◆ Data for the task:
----------
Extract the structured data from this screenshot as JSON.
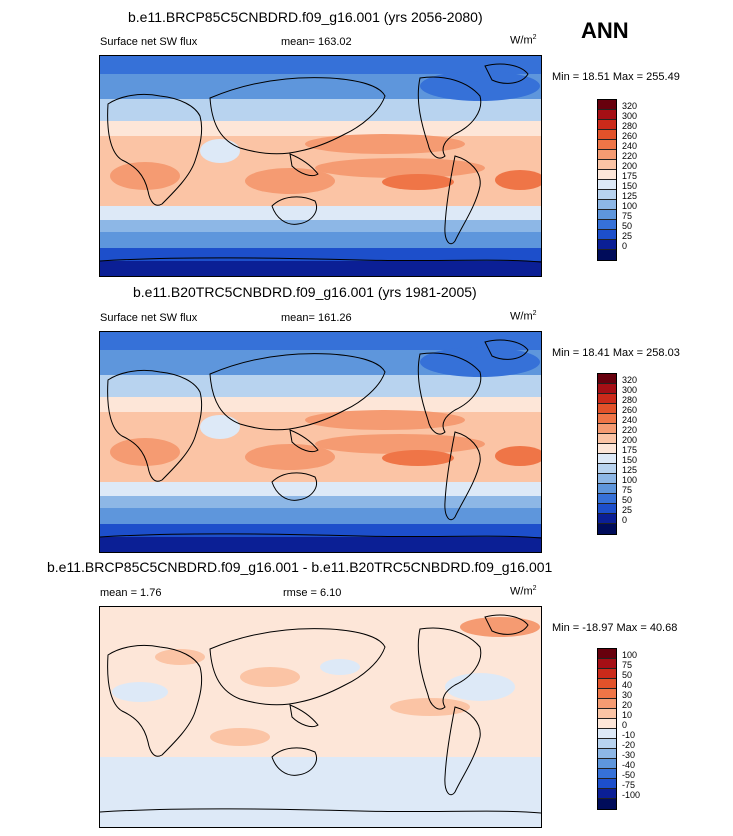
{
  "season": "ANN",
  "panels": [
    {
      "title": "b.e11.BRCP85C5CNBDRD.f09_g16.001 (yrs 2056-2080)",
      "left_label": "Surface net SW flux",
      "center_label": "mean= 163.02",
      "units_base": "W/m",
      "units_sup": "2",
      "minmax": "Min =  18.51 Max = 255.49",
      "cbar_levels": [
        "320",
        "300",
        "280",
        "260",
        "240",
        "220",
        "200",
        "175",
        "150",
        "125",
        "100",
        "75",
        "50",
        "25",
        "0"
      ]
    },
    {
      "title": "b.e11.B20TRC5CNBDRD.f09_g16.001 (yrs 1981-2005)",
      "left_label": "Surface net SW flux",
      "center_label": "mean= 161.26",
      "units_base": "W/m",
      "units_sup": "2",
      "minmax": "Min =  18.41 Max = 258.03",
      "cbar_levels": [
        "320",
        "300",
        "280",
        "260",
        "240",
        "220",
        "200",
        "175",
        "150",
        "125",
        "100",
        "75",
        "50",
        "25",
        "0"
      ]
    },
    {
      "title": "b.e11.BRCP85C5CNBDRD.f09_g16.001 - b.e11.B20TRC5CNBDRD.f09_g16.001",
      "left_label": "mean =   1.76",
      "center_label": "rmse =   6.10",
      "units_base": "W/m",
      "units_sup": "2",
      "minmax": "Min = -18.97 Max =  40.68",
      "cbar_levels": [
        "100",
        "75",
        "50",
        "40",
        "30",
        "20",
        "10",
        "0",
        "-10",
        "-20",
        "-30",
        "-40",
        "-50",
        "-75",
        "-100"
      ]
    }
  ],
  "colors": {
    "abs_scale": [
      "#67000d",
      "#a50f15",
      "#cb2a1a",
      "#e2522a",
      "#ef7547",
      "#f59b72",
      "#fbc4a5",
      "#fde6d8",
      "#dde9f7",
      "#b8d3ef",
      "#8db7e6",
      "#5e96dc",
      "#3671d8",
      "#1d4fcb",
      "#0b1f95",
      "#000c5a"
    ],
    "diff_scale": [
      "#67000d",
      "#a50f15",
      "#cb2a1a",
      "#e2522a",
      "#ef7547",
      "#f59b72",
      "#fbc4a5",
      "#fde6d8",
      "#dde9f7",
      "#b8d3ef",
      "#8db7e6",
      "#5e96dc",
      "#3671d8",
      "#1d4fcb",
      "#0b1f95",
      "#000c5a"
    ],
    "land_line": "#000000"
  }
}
----------
◆ Exercise task: Leave every image out, and retype the material exactly.

◆ Result:
Extract the structured data from this screenshot as JSON.
{
  "season": "ANN",
  "panels": [
    {
      "title": "b.e11.BRCP85C5CNBDRD.f09_g16.001 (yrs 2056-2080)",
      "left_label": "Surface net SW flux",
      "center_label": "mean= 163.02",
      "units_base": "W/m",
      "units_sup": "2",
      "minmax": "Min =  18.51 Max = 255.49",
      "cbar_levels": [
        "320",
        "300",
        "280",
        "260",
        "240",
        "220",
        "200",
        "175",
        "150",
        "125",
        "100",
        "75",
        "50",
        "25",
        "0"
      ]
    },
    {
      "title": "b.e11.B20TRC5CNBDRD.f09_g16.001 (yrs 1981-2005)",
      "left_label": "Surface net SW flux",
      "center_label": "mean= 161.26",
      "units_base": "W/m",
      "units_sup": "2",
      "minmax": "Min =  18.41 Max = 258.03",
      "cbar_levels": [
        "320",
        "300",
        "280",
        "260",
        "240",
        "220",
        "200",
        "175",
        "150",
        "125",
        "100",
        "75",
        "50",
        "25",
        "0"
      ]
    },
    {
      "title": "b.e11.BRCP85C5CNBDRD.f09_g16.001 - b.e11.B20TRC5CNBDRD.f09_g16.001",
      "left_label": "mean =   1.76",
      "center_label": "rmse =   6.10",
      "units_base": "W/m",
      "units_sup": "2",
      "minmax": "Min = -18.97 Max =  40.68",
      "cbar_levels": [
        "100",
        "75",
        "50",
        "40",
        "30",
        "20",
        "10",
        "0",
        "-10",
        "-20",
        "-30",
        "-40",
        "-50",
        "-75",
        "-100"
      ]
    }
  ],
  "colors": {
    "abs_scale": [
      "#67000d",
      "#a50f15",
      "#cb2a1a",
      "#e2522a",
      "#ef7547",
      "#f59b72",
      "#fbc4a5",
      "#fde6d8",
      "#dde9f7",
      "#b8d3ef",
      "#8db7e6",
      "#5e96dc",
      "#3671d8",
      "#1d4fcb",
      "#0b1f95",
      "#000c5a"
    ],
    "diff_scale": [
      "#67000d",
      "#a50f15",
      "#cb2a1a",
      "#e2522a",
      "#ef7547",
      "#f59b72",
      "#fbc4a5",
      "#fde6d8",
      "#dde9f7",
      "#b8d3ef",
      "#8db7e6",
      "#5e96dc",
      "#3671d8",
      "#1d4fcb",
      "#0b1f95",
      "#000c5a"
    ],
    "land_line": "#000000"
  }
}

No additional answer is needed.